Would you transcribe the whole listing exactly, minus its pictures?

Data entries:
========================================================================

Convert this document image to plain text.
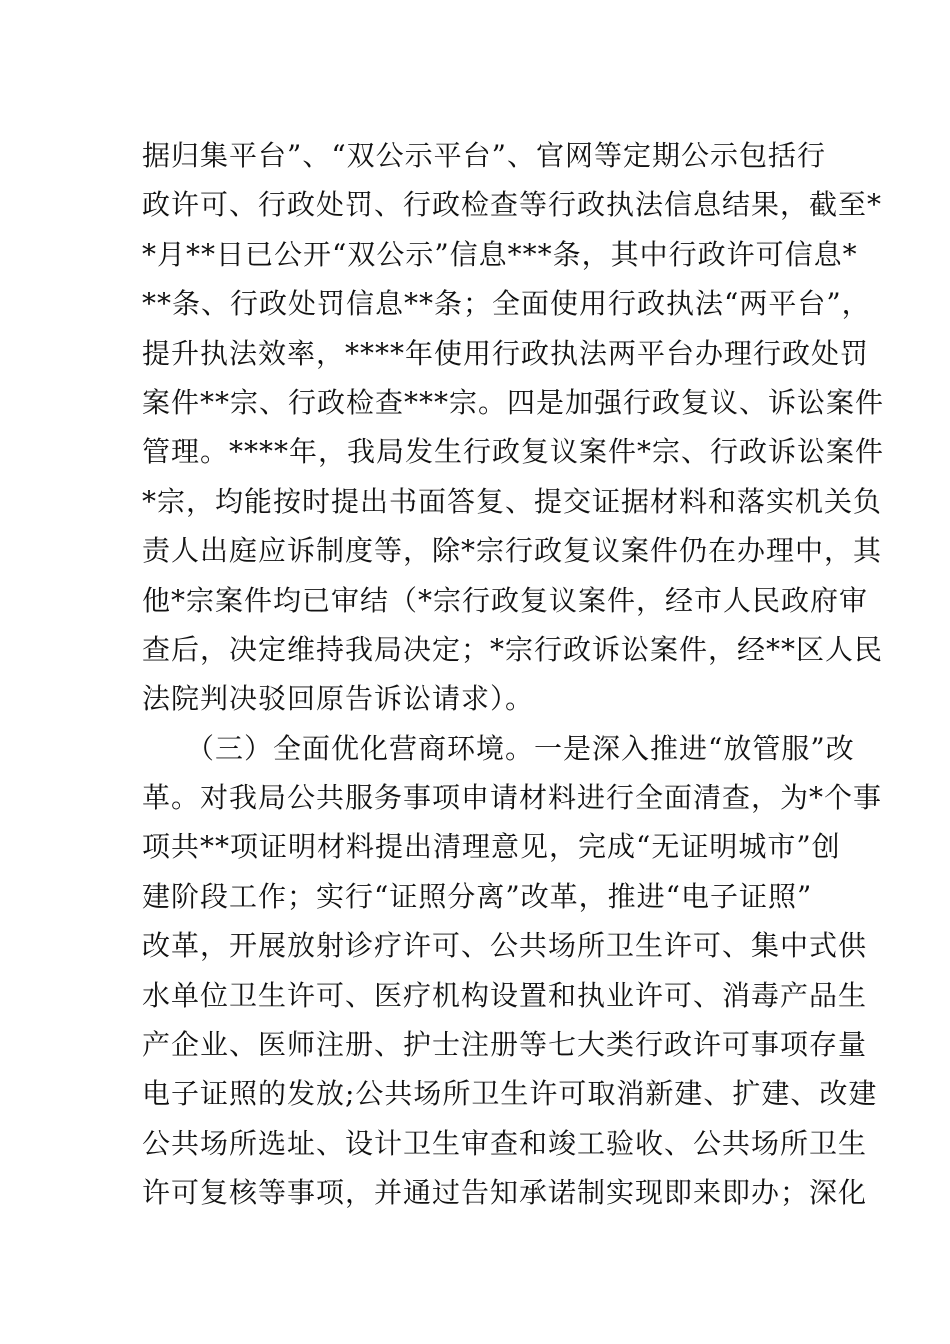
据归集平台”、“双公示平台”、官网等定期公示包括行
政许可、行政处罚、行政检查等行政执法信息结果，截至*
*月**日已公开“双公示”信息***条，其中行政许可信息*
**条、行政处罚信息**条；全面使用行政执法“两平台”，
提升执法效率，****年使用行政执法两平台办理行政处罚
案件**宗、行政检查***宗。四是加强行政复议、诉讼案件
管理。****年，我局发生行政复议案件*宗、行政诉讼案件
*宗，均能按时提出书面答复、提交证据材料和落实机关负
责人出庭应诉制度等，除*宗行政复议案件仍在办理中，其
他*宗案件均已审结（*宗行政复议案件，经市人民政府审
查后，决定维持我局决定；*宗行政诉讼案件，经**区人民
法院判决驳回原告诉讼请求）。
　　（三）全面优化营商环境。一是深入推进“放管服”改
革。对我局公共服务事项申请材料进行全面清查，为*个事
项共**项证明材料提出清理意见，完成“无证明城市”创
建阶段工作；实行“证照分离”改革，推进“电子证照”
改革，开展放射诊疗许可、公共场所卫生许可、集中式供
水单位卫生许可、医疗机构设置和执业许可、消毒产品生
产企业、医师注册、护士注册等七大类行政许可事项存量
电子证照的发放;公共场所卫生许可取消新建、扩建、改建
公共场所选址、设计卫生审查和竣工验收、公共场所卫生
许可复核等事项，并通过告知承诺制实现即来即办；深化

========================================================================

The completed task:
Convert this document image to plain text.
据归集平台”、“双公示平台”、官网等定期公示包括行
政许可、行政处罚、行政检查等行政执法信息结果，截至*
*月**日已公开“双公示”信息***条，其中行政许可信息*
**条、行政处罚信息**条；全面使用行政执法“两平台”，
提升执法效率，****年使用行政执法两平台办理行政处罚
案件**宗、行政检查***宗。四是加强行政复议、诉讼案件
管理。****年，我局发生行政复议案件*宗、行政诉讼案件
*宗，均能按时提出书面答复、提交证据材料和落实机关负
责人出庭应诉制度等，除*宗行政复议案件仍在办理中，其
他*宗案件均已审结（*宗行政复议案件，经市人民政府审
查后，决定维持我局决定；*宗行政诉讼案件，经**区人民
法院判决驳回原告诉讼请求）。
　　（三）全面优化营商环境。一是深入推进“放管服”改
革。对我局公共服务事项申请材料进行全面清查，为*个事
项共**项证明材料提出清理意见，完成“无证明城市”创
建阶段工作；实行“证照分离”改革，推进“电子证照”
改革，开展放射诊疗许可、公共场所卫生许可、集中式供
水单位卫生许可、医疗机构设置和执业许可、消毒产品生
产企业、医师注册、护士注册等七大类行政许可事项存量
电子证照的发放;公共场所卫生许可取消新建、扩建、改建
公共场所选址、设计卫生审查和竣工验收、公共场所卫生
许可复核等事项，并通过告知承诺制实现即来即办；深化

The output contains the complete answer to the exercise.